• _Task brief_:
Set out every line bearing the string "Portal".

• _Data supplied_:

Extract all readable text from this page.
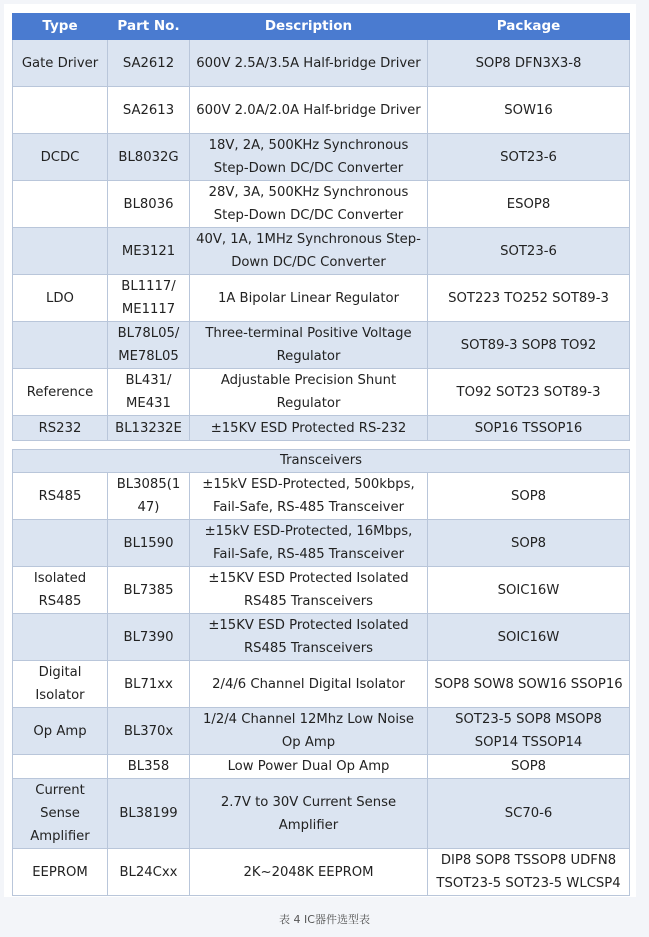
Type	Part No.	Description	Package
Gate Driver	SA2612	600V 2.5A/3.5A Half-bridge Driver	SOP8 DFN3X3-8
	SA2613	600V 2.0A/2.0A Half-bridge Driver	SOW16
DCDC	BL8032G	18V, 2A, 500KHz Synchronous Step-Down DC/DC Converter	SOT23-6
	BL8036	28V, 3A, 500KHz Synchronous Step-Down DC/DC Converter	ESOP8
	ME3121	40V, 1A, 1MHz Synchronous Step-Down DC/DC Converter	SOT23-6
LDO	BL1117/ ME1117	1A Bipolar Linear Regulator	SOT223 TO252 SOT89-3
	BL78L05/ ME78L05	Three-terminal Positive Voltage Regulator	SOT89-3 SOP8 TO92
Reference	BL431/ ME431	Adjustable Precision Shunt Regulator	TO92 SOT23 SOT89-3
RS232	BL13232E	±15KV ESD Protected RS-232	SOP16 TSSOP16
Transceivers			
RS485	BL3085(1 47)	±15kV ESD-Protected, 500kbps, Fail-Safe, RS-485 Transceiver	SOP8
	BL1590	±15kV ESD-Protected, 16Mbps, Fail-Safe, RS-485 Transceiver	SOP8
Isolated RS485	BL7385	±15KV ESD Protected Isolated RS485 Transceivers	SOIC16W
	BL7390	±15KV ESD Protected Isolated RS485 Transceivers	SOIC16W
Digital Isolator	BL71xx	2/4/6 Channel Digital Isolator	SOP8 SOW8 SOW16 SSOP16
Op Amp	BL370x	1/2/4 Channel 12Mhz Low Noise Op Amp	SOT23-5 SOP8 MSOP8 SOP14 TSSOP14
	BL358	Low Power Dual Op Amp	SOP8
Current Sense Amplifier	BL38199	2.7V to 30V Current Sense Amplifier	SC70-6
EEPROM	BL24Cxx	2K~2048K EEPROM	DIP8 SOP8 TSSOP8 UDFN8 TSOT23-5 SOT23-5 WLCSP4
表 4 IC器件选型表
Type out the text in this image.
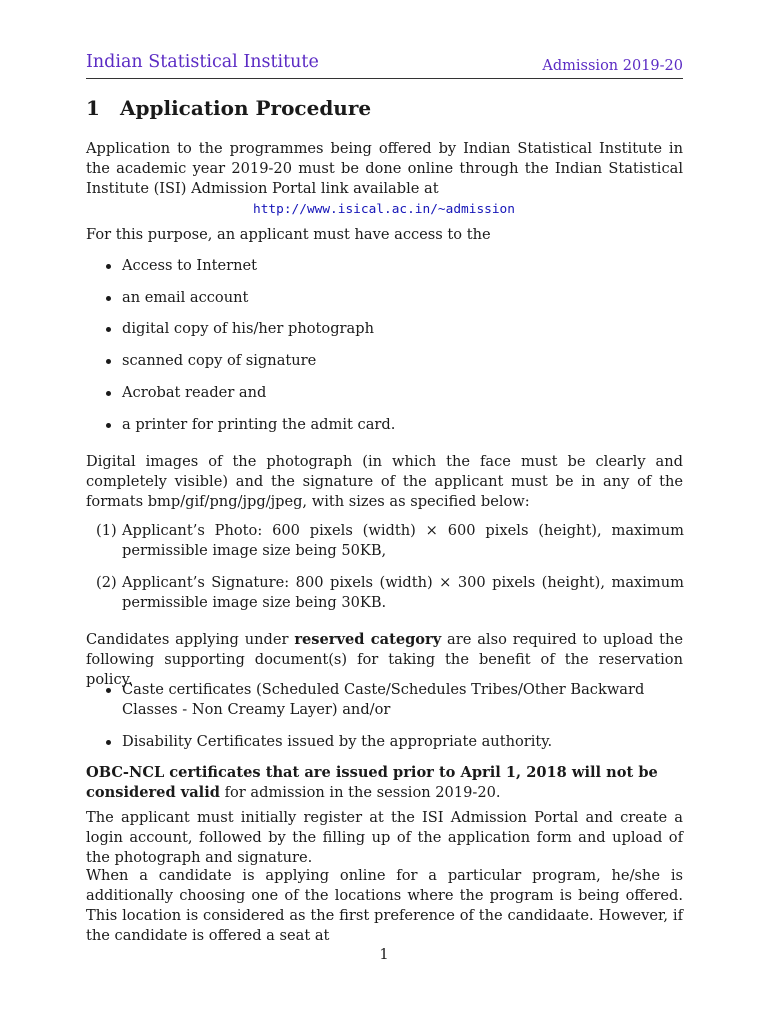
Indian Statistical Institute	Admission 2019-20
1 Application Procedure

Application to the programmes being offered by Indian Statistical Institute in the academic year 2019-20 must be done online through the Indian Statistical Institute (ISI) Admission Portal link available at

http://www.isical.ac.in/~admission

For this purpose, an applicant must have access to the

Access to Internet
an email account
digital copy of his/her photograph
scanned copy of signature
Acrobat reader and
a printer for printing the admit card.

Digital images of the photograph (in which the face must be clearly and completely visible) and the signature of the applicant must be in any of the formats bmp/gif/png/jpg/jpeg, with sizes as specified below:

(1) Applicant’s Photo: 600 pixels (width) × 600 pixels (height), maximum permissible image size being 50KB,
(2) Applicant’s Signature: 800 pixels (width) × 300 pixels (height), maximum permissible image size being 30KB.

Candidates applying under reserved category are also required to upload the following supporting document(s) for taking the benefit of the reservation policy.

Caste certificates (Scheduled Caste/Schedules Tribes/Other Backward Classes - Non Creamy Layer) and/or
Disability Certificates issued by the appropriate authority.

OBC-NCL certificates that are issued prior to April 1, 2018 will not be considered valid for admission in the session 2019-20.

The applicant must initially register at the ISI Admission Portal and create a login account, followed by the filling up of the application form and upload of the photograph and signature.

When a candidate is applying online for a particular program, he/she is additionally choosing one of the locations where the program is being offered. This location is considered as the first preference of the candidaate. However, if the candidate is offered a seat at

1
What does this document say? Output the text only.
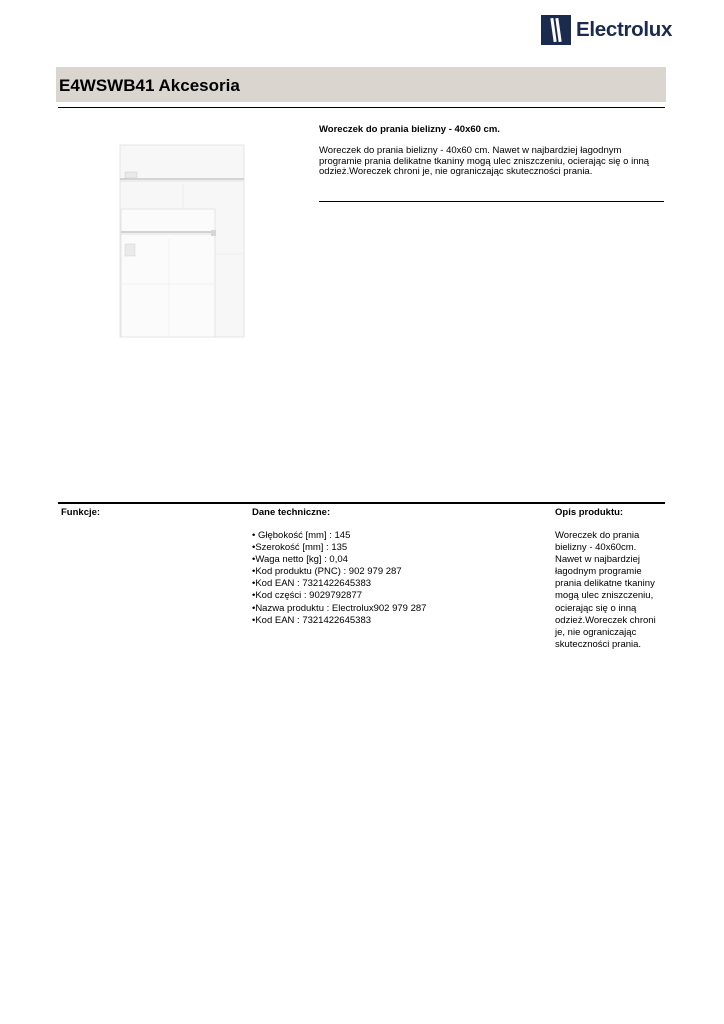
Electrolux
E4WSWB41 Akcesoria

Woreczek do prania bielizny - 40x60 cm.

Woreczek do prania bielizny - 40x60 cm. Nawet w najbardziej łagodnym programie prania delikatne tkaniny mogą ulec zniszczeniu, ocierając się o inną odzież.Woreczek chroni je, nie ograniczając skuteczności prania.

Funkcje:	Dane techniczne:
• Głębokość [mm] : 145
•Szerokość [mm] : 135
•Waga netto [kg] : 0,04
•Kod produktu (PNC) : 902 979 287
•Kod EAN : 7321422645383
•Kod części : 9029792877
•Nazwa produktu : Electrolux902 979 287
•Kod EAN : 7321422645383
Opis produktu:

Woreczek do prania bielizny - 40x60cm. Nawet w najbardziej łagodnym programie prania delikatne tkaniny mogą ulec zniszczeniu, ocierając się o inną odzież.Woreczek chroni je, nie ograniczając skuteczności prania.
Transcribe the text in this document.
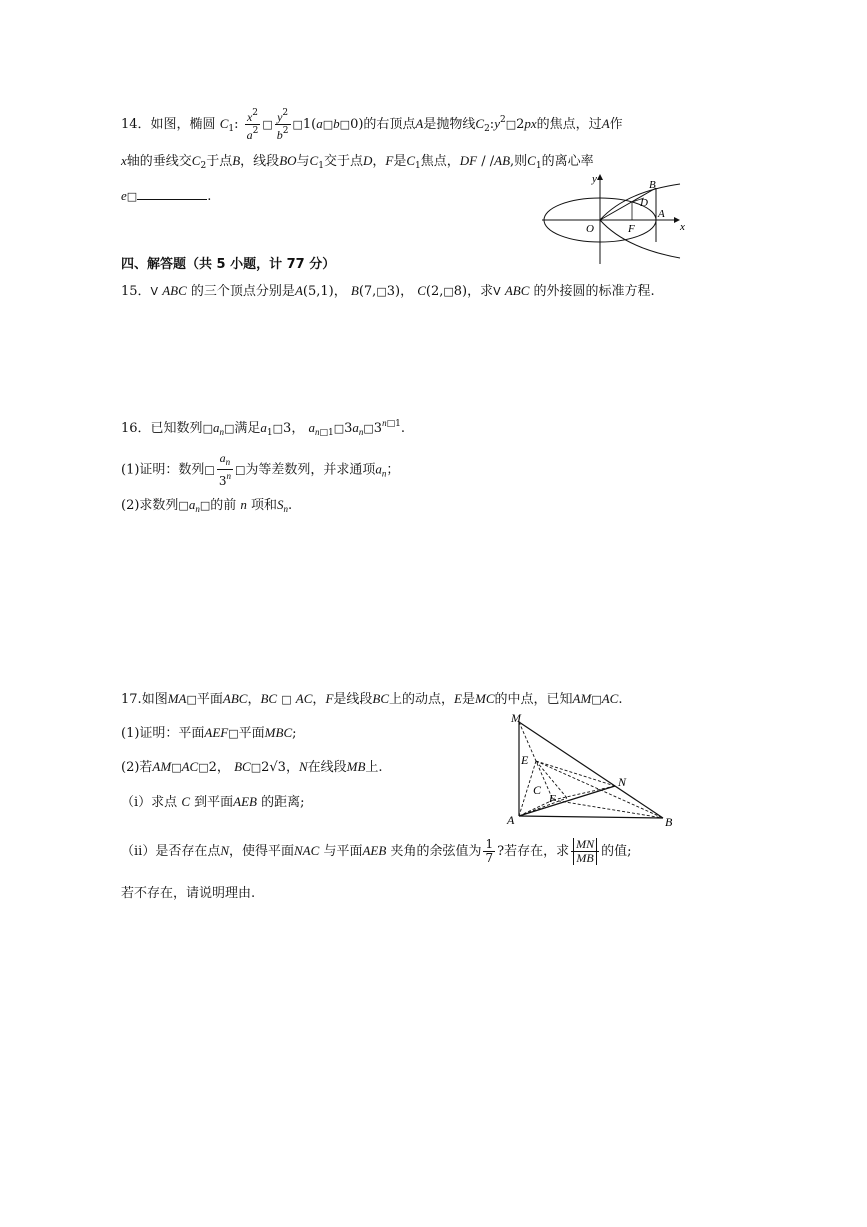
14．如图，椭圆 $C_1$: $\frac{x^2}{a^2}$ □ $\frac{y^2}{b^2}$ □1(a□b□0)的右顶点A是抛物线$C_2:y^2□2px$的焦点，过A作
x轴的垂线交$C_2$于点B，线段BO与$C_1$交于点D，F是$C_1$焦点，DF / /AB,则$C_1$的离心率
e□	.
y	B
D
A
O	F	x
四、解答题（共 5 小题，计 77 分）
15．V ABC 的三个顶点分别是A(5,1)， B(7,□3)， C(2,□8)，求V ABC 的外接圆的标准方程.
16．已知数列$□a_n□$满足$a_1□3$， $a_{n□1}□3a_n□3^{n□1}$.
(1)证明：数列□ $\frac{a_n}{3^n}$ □为等差数列，并求通项$a_n$；
(2)求数列$□a_n□$的前 n 项和$S_n$.
17.如图MA□平面ABC，BC □ AC，F是线段BC上的动点，E是MC的中点，已知AM□AC.
(1)证明：平面AEF□平面MBC;
(2)若AM□AC□2， BC□2√3，N在线段MB上.
（i）求点 C 到平面AEB 的距离;
（ii）是否存在点N，使得平面NAC 与平面AEB 夹角的余弦值为 $\frac{1}{7}$ ?若存在，求 $\frac{MN}{MB}$ 的值;
若不存在，请说明理由.
M
E
N
C
F
A	B
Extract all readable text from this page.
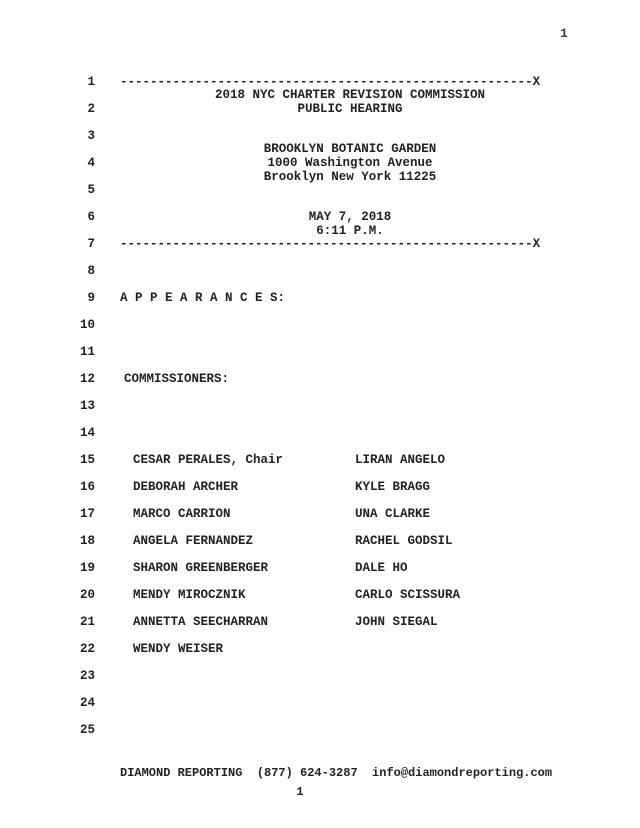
1
1
2
3
4
5
6
7
8
9
10
11
12
13
14
15
16
17
18
19
20
21
22
23
24
25
-------------------------------------------------------X
-------------------------------------------------------X
2018 NYC CHARTER REVISION COMMISSION
PUBLIC HEARING
BROOKLYN BOTANIC GARDEN
1000 Washington Avenue
Brooklyn New York 11225
MAY 7, 2018
6:11 P.M.
A P P E A R A N C E S:
COMMISSIONERS:
CESAR PERALES, Chair
DEBORAH ARCHER
MARCO CARRION
ANGELA FERNANDEZ
SHARON GREENBERGER
MENDY MIROCZNIK
ANNETTA SEECHARRAN
WENDY WEISER
LIRAN ANGELO
KYLE BRAGG
UNA CLARKE
RACHEL GODSIL
DALE HO
CARLO SCISSURA
JOHN SIEGAL
DIAMOND REPORTING  (877) 624-3287  info@diamondreporting.com
1
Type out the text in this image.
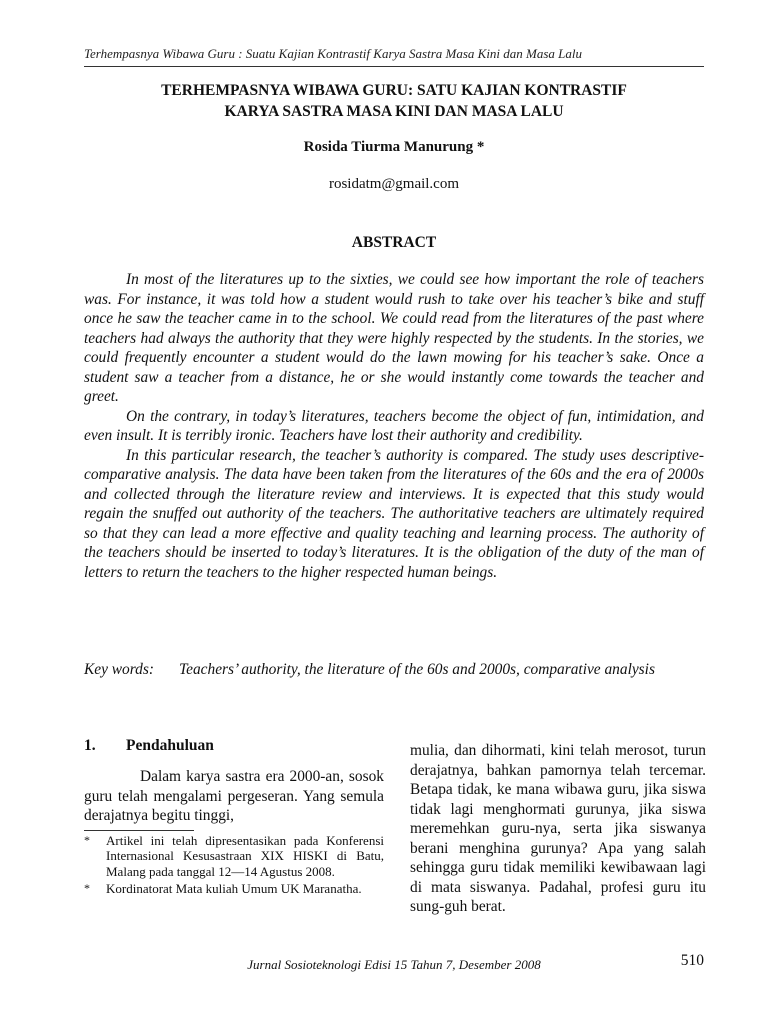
Terhempasnya Wibawa Guru : Suatu Kajian Kontrastif Karya Sastra Masa Kini dan Masa Lalu
TERHEMPASNYA WIBAWA GURU: SATU KAJIAN KONTRASTIF
KARYA SASTRA MASA KINI DAN MASA LALU
Rosida Tiurma Manurung *
rosidatm@gmail.com
ABSTRACT

In most of the literatures up to the sixties, we could see how important the role of teachers was. For instance, it was told how a student would rush to take over his teacher’s bike and stuff once he saw the teacher came in to the school. We could read from the literatures of the past where teachers had always the authority that they were highly respected by the students. In the stories, we could frequently encounter a student would do the lawn mowing for his teacher’s sake. Once a student saw a teacher from a distance, he or she would instantly come towards the teacher and greet.

On the contrary, in today’s literatures, teachers become the object of fun, intimidation, and even insult. It is terribly ironic. Teachers have lost their authority and credibility.

In this particular research, the teacher’s authority is compared. The study uses descriptive-comparative analysis. The data have been taken from the literatures of the 60s and the era of 2000s and collected through the literature review and interviews. It is expected that this study would regain the snuffed out authority of the teachers. The authoritative teachers are ultimately required so that they can lead a more effective and quality teaching and learning process. The authority of the teachers should be inserted to today’s literatures. It is the obligation of the duty of the man of letters to return the teachers to the higher respected human beings.

Key words:	Teachers’ authority, the literature of the 60s and 2000s, comparative analysis
1.	Pendahuluan
Dalam karya sastra era 2000-an, sosok guru telah mengalami pergeseran. Yang semula derajatnya begitu tinggi,
*	Artikel ini telah dipresentasikan pada Konferensi Internasional Kesusastraan XIX HISKI di Batu, Malang pada tanggal 12—14 Agustus 2008.
*	Kordinatorat Mata kuliah Umum UK Maranatha.
mulia, dan dihormati, kini telah merosot, turun derajatnya, bahkan pamornya telah tercemar. Betapa tidak, ke mana wibawa guru, jika siswa tidak lagi menghormati gurunya, jika siswa meremehkan guru-nya, serta jika siswanya berani menghina gurunya? Apa yang salah sehingga guru tidak memiliki kewibawaan lagi di mata siswanya. Padahal, profesi guru itu sung-guh berat.
Jurnal Sosioteknologi Edisi 15 Tahun 7, Desember 2008	510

• _Solution to the exercise_:
Application to the programmes being offered by Indian Statistical Institute in the academic year 2019-20 must be done online through the Indian Statistical Institute (ISI) Admission Portal link available at
The applicant must initially register at the ISI Admission Portal and create a login account, followed by the filling up of the application form and upload of the photograph and signature.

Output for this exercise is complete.